* _DOCUMENT TEXT_:

################

Review of Pt. #16's medical record on 3/2/20 revealed a [AGE] year old admitted on [DATE] at 2:01PM after intentionally ingesting 20-30 pills in a suicide attempt. The record revealed a Columbia-Suicide Severity Rating was performed at 2:28PM by the ED nurse with the severity level assessed at "HIGH (Red)". The Emergency Severity Index Acuity was documented at "2 Emergent." The record revealed the ED provider saw the patient at 2:29PM. Labs were drawn and a heart tracing performed. The "ED Provider Notes" revealed, "states she was trying to kill herself and still feels that way somewhat. 1 previous attempts at overdose." "ED Course" revealed, "2:59PM discussed with poison control...advised 6-hour monitoring for CNS (central nervous system) depression, seizure primarily." "ED Nurses Notes" at 3:00PM revealed, "Patient's significant other in the room for patient safety." A Tele-psychiatry consult by Health Partners was performed at 7:08PM. The Health Partners note revealed, ""Suicide Risk Level High... Pt. agreed to a safety plan along with boyfriend. Pt. said she would not go to hospital voluntarily and does not qualify for Chapter... Pt. denies current S.I. (suicidal ideation). "ED Provider Notes ED Course reveal 5:10PM Reeval.(reevaluation) Feels same. Mild HA (headache) and nausea. 7:00PM: Reeval. Feels better. Medically cleared. Impression and Plan...The patient was discharged in stable condition. We discussed reasons to return and follow up." Written discharge instructions were given and the patient was discharged to home with boyfriend at 8:40PM.
There is no documentation in the medical record to demonstrate ongoing nursing assessments or suicide precautions taken for the 6 hour and 39 minutes while a patient in the ER. "ED Nurses Note" at 3:00PM reveals "Patient's significant other in the room for patient safety" no notes confirming ongoing presence. Record revealed every 15 minute vital signs documented from 4:17PM to 6:30PM. At 4:27PM "ED Stabilization and Reassessment Scale" revealed "Level 2 (Emergent).

################

* _PROVIDED MATERIAL_:

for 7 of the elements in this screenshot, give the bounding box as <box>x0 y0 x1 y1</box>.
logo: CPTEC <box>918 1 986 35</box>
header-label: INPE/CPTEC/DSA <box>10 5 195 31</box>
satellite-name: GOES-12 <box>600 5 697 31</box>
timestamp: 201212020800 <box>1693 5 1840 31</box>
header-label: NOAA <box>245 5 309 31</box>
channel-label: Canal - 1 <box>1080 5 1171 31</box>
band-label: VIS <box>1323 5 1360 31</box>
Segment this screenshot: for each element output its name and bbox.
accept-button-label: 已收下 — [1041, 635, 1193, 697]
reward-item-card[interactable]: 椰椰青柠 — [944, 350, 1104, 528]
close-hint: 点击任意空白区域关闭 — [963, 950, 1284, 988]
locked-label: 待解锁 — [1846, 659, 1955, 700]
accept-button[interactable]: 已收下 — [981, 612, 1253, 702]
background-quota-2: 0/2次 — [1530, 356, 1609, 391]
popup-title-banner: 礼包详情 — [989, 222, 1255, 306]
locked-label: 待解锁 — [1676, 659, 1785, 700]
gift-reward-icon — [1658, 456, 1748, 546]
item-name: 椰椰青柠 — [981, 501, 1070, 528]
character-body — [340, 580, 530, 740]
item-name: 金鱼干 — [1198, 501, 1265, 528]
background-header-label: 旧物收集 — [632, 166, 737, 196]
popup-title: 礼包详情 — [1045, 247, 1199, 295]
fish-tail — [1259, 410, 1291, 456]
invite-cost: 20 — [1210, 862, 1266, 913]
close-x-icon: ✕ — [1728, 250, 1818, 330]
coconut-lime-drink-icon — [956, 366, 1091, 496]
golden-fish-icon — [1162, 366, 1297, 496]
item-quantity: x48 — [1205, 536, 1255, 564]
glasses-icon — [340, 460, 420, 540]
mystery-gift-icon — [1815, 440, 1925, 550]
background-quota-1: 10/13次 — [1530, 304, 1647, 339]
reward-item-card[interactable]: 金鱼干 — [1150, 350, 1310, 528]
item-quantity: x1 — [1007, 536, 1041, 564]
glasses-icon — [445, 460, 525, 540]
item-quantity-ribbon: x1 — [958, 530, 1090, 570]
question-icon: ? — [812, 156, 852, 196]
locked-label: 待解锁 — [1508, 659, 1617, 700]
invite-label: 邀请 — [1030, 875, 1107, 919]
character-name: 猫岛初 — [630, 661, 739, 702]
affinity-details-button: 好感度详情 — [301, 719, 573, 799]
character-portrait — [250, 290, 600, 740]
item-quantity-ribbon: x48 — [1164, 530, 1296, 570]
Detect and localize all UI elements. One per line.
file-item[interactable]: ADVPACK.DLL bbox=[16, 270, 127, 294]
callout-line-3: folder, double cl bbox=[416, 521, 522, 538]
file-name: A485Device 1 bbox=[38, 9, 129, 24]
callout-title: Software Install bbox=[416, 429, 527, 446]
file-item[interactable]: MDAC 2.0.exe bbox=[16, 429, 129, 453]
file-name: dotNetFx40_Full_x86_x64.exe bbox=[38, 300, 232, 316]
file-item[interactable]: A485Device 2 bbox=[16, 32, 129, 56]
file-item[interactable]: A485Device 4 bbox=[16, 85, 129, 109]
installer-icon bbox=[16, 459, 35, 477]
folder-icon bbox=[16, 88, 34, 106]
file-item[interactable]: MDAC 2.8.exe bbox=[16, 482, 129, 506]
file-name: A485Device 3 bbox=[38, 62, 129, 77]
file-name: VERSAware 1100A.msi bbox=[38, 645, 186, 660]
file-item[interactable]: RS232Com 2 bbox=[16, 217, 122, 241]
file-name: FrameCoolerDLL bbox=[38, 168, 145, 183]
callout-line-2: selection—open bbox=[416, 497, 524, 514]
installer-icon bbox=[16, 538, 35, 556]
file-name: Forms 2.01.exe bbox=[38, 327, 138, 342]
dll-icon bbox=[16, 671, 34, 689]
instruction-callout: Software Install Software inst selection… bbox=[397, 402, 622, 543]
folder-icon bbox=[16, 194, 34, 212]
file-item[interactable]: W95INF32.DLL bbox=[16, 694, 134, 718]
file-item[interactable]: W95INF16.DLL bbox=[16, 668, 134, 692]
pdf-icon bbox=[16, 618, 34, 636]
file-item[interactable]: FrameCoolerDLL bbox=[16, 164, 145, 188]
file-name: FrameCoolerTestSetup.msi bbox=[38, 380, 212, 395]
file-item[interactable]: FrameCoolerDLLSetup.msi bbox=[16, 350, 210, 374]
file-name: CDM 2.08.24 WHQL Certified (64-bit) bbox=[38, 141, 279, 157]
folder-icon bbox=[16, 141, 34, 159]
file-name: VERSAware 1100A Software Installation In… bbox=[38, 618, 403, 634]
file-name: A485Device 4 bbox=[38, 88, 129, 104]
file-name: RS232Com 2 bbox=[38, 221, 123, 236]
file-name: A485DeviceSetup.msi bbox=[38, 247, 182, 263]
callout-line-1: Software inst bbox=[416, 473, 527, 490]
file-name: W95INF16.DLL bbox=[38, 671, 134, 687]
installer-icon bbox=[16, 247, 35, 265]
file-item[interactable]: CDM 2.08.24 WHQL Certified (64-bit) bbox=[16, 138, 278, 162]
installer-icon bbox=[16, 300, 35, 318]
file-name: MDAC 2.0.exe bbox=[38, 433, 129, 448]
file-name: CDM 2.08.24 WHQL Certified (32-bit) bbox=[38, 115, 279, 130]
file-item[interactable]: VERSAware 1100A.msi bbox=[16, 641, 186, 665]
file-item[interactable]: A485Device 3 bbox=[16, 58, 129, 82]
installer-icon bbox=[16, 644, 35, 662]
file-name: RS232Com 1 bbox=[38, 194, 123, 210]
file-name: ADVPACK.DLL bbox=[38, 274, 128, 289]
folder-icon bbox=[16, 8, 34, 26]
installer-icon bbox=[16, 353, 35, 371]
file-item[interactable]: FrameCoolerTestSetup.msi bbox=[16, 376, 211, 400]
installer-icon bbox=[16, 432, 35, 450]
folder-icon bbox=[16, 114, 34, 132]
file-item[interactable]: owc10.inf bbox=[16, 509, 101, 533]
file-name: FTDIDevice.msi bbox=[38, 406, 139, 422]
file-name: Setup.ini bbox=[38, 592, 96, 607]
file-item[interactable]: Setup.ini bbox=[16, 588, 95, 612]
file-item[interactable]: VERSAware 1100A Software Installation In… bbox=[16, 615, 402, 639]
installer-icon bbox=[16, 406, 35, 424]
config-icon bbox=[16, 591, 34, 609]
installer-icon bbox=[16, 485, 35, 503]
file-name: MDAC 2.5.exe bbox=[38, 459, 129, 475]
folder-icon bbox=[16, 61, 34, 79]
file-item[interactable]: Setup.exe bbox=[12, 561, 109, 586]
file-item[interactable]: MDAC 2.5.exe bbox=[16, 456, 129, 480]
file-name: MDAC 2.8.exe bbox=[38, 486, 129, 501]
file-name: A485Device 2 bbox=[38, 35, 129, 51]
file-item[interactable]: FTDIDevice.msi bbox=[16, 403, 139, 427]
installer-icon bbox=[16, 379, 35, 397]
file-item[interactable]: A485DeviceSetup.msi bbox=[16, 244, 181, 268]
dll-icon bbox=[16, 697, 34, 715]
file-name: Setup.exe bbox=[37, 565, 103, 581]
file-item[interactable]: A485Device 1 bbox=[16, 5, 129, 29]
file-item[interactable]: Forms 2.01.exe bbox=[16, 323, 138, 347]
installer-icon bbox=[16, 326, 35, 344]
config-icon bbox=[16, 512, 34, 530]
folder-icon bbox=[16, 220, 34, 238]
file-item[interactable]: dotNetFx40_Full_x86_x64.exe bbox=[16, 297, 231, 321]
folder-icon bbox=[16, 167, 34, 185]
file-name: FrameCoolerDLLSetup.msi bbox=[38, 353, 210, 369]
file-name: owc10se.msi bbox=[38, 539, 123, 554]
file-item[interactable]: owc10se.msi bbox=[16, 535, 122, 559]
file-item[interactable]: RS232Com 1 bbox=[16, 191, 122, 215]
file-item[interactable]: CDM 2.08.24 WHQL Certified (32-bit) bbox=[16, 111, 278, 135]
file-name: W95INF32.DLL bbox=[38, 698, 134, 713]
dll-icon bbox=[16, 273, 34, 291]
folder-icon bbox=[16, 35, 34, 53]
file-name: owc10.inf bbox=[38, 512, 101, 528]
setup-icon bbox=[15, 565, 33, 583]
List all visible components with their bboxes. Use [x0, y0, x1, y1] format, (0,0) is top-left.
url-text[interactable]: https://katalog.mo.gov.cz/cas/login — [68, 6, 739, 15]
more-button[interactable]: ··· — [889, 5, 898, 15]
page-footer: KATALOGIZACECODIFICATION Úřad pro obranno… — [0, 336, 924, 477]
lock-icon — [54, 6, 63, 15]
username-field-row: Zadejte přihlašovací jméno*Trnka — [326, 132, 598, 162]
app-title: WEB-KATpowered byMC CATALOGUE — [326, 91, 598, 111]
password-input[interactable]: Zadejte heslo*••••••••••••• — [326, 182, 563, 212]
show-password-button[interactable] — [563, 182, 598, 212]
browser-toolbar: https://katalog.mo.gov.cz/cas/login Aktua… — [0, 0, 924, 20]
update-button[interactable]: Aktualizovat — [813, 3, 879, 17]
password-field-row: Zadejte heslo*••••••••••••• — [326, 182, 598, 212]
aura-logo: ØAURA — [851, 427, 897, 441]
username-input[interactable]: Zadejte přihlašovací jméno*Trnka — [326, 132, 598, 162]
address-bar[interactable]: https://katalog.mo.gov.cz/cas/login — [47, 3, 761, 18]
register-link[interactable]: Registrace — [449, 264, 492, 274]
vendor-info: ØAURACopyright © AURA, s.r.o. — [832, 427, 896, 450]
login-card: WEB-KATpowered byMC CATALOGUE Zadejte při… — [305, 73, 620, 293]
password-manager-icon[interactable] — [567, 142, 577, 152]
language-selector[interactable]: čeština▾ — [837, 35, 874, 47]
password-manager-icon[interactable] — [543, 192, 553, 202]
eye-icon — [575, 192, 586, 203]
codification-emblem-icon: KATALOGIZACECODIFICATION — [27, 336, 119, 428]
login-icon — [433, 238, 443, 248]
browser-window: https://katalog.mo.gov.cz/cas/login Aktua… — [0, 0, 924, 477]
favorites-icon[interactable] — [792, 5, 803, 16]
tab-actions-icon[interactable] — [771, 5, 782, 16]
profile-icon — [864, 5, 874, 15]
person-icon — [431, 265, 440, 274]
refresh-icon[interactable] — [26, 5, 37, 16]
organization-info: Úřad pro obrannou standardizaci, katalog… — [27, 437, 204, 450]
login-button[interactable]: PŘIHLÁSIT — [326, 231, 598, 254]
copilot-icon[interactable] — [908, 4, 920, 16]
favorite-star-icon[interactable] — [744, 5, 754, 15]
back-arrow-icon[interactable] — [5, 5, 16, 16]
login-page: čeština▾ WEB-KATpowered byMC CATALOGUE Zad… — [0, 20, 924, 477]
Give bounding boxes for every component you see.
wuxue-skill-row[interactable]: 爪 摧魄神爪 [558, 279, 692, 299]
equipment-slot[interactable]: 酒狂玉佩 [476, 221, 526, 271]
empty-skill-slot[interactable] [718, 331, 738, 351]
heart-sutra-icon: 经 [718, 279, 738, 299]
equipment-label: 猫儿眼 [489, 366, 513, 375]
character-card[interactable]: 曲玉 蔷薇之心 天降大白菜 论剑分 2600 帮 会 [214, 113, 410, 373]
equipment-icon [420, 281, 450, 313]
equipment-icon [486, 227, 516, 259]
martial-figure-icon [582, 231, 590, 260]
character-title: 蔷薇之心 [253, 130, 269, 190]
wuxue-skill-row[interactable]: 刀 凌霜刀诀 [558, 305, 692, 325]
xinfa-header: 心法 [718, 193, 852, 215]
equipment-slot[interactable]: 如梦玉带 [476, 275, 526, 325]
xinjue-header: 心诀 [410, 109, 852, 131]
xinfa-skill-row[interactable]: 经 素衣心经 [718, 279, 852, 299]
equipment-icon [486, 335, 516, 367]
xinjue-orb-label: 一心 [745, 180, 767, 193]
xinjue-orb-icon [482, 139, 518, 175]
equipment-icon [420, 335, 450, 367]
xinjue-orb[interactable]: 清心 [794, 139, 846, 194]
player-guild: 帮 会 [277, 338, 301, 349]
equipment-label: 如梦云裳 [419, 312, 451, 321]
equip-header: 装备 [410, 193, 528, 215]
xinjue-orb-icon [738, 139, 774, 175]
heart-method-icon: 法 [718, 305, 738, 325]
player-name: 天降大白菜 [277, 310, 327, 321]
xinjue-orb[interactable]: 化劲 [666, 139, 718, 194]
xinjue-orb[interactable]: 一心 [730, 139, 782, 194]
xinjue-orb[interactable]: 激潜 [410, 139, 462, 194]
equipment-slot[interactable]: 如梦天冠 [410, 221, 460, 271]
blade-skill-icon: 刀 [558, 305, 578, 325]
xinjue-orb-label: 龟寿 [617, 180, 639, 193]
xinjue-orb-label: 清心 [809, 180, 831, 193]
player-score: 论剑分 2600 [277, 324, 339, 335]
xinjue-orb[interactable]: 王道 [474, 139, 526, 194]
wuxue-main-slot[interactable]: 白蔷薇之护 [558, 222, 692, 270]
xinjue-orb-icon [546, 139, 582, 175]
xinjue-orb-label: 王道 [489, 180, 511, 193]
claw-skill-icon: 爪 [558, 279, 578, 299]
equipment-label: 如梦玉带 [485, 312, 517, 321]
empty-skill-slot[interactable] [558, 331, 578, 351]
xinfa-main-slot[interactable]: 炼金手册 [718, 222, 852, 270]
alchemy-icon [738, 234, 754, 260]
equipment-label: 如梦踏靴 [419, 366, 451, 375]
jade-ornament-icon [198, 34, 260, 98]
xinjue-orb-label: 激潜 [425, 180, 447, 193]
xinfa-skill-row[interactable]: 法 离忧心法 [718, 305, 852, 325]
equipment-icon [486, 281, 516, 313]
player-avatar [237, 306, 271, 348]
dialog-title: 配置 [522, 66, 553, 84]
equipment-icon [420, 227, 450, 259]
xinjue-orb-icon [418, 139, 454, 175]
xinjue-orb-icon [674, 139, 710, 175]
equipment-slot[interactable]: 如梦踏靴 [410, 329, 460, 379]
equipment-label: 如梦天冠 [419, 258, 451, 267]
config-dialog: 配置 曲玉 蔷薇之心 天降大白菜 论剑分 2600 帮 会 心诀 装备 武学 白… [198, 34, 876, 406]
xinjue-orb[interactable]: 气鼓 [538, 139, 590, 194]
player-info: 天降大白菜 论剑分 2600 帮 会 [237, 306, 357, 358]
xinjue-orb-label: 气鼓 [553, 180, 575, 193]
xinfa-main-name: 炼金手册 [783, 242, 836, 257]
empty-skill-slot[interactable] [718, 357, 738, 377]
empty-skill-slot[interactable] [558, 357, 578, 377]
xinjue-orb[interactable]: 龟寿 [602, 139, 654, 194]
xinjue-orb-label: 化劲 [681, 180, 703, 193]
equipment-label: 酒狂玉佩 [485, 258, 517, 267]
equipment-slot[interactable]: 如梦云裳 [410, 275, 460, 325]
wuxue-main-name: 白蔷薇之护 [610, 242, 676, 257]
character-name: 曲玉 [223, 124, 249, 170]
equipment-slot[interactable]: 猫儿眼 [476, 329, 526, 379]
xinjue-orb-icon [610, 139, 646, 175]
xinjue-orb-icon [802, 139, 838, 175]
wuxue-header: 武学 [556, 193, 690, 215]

################

* _ACTIONS TO TAKE_:
(1) In the patient record review, at what time was the patient discharged home?
(2) Continue the patient record review after its final sentence.

* _ANSWERS TO THE TASKS_:
(1) 8:40PM

(2)
Review of Patient #22's medical record on 3/3/20 revealed a [AGE] year old admitted on [DATE] at 4:03PM via law enforcement for medical clearance for depression and suicidal ideation. Nurses Note reveal, "pt had a gun". The record revealed a Columbia-Suicide Severity Rating was performed at 4:16PM by the ED nurse with the severity level assessed at "HIGH (Red)". The Emergency Severity Index Acuity was documented at "3 Urgent." The record revealed that the ED provider saw the patient at 4:04PM. Labs and heart tracing were ordered and performed. "ED Provider Notes Impression and Plan: ...Patient has been medically cleared and will be transferred to a psychiatric facility." The patient was discharged at 7:47PM and transported to Psychiatric Hospital C by law enforcement.
There is no documentation in the medical record to demonstrate ongoing nursing assessments or suicide precautions taken for the 3 hour and 45 minutes while a patient in the ER. The record reveals vital signs on admission at 4:14PM. At 6:44PM "ED Stabilization and Reassessment Scale" revealed "Level 4 (Semi-Urgent).

In interview with In-patient Manager A on 3/2/20 at 1:05PM when asked about the policy and standard of care for care and observation of high suicide risk patients in the ED stated, "We don't have a policy but I would expect to see something regarding 1:1 provided or placed on precautions." When asked about a ligature safe room in the ED In-patient Manager A stated, "We really don't have one. I would think that staff removes some equipment and supplies from the room but it's obviously not documented in any of these medical records." Questioned regarding the Columbia Suicide assessment and levels, asked "What do the different levels mean? What is staff supposed to do based on the levels?" Responded, "I guess we don't define that very well." Inquired about suicide precautions for in-patients that may be admitted with mental health issues In-patient Manager A stated, "We wouldn't admit those patients, we would transfer them. We have provided 1:1 on the in-patient unit but it's usually for high fall risk patients."

In interview with DON B on 3/2/20 at 3:00PM it was confirmed. "No we don't have any policies on suicide precautions, probably should though."